Required task: Using the entries that follow, collect the lines where the word "name" appears.

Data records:
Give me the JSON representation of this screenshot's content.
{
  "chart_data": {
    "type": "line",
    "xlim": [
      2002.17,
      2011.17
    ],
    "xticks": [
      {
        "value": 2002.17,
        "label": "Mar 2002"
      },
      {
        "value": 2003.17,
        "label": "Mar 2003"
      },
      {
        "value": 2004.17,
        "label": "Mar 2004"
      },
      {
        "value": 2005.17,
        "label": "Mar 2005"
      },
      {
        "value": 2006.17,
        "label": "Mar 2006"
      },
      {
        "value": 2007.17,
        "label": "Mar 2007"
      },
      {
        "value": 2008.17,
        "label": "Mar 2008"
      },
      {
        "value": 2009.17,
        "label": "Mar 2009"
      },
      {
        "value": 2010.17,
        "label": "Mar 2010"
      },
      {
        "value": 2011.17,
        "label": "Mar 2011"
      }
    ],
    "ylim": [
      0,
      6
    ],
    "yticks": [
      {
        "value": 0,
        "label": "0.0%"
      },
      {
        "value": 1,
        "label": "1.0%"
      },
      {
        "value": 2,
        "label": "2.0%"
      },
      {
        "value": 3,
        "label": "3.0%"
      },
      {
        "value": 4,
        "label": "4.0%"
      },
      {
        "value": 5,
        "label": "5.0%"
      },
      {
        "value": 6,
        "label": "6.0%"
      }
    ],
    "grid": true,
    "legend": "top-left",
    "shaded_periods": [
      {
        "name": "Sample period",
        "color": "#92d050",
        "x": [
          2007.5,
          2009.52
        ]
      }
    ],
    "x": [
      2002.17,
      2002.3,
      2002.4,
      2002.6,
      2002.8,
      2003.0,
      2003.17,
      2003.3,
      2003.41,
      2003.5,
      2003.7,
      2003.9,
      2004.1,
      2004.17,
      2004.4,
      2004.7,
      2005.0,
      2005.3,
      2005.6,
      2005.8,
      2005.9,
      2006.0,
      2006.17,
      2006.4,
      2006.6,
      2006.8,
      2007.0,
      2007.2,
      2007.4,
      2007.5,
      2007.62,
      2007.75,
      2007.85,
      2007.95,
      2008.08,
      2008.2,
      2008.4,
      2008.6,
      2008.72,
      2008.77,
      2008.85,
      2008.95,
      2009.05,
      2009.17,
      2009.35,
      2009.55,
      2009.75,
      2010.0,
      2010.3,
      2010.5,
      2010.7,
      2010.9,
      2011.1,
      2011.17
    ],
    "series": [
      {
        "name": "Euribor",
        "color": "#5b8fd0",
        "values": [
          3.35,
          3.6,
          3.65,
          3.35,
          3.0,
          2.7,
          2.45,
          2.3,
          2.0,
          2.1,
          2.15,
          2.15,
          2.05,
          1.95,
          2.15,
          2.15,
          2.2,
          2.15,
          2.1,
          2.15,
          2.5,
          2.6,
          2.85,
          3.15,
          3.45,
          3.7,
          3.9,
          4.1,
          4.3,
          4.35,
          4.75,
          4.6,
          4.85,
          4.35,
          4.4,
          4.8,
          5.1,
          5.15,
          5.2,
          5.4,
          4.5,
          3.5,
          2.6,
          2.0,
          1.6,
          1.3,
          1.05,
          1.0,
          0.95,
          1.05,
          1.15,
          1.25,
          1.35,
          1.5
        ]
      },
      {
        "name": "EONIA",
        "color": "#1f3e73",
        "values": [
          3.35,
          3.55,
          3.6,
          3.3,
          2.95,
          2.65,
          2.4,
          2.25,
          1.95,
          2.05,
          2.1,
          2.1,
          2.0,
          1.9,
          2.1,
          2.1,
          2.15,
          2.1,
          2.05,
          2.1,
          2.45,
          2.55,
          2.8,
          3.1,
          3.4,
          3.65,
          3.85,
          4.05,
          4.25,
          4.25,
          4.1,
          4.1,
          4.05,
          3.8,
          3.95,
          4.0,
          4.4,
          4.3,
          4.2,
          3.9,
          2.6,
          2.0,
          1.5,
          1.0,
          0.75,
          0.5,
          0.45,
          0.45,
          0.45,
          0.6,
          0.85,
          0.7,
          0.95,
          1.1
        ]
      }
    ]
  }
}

Response to this exercise:
        "name": "Sample period",
        "name": "Euribor",
        "name": "EONIA",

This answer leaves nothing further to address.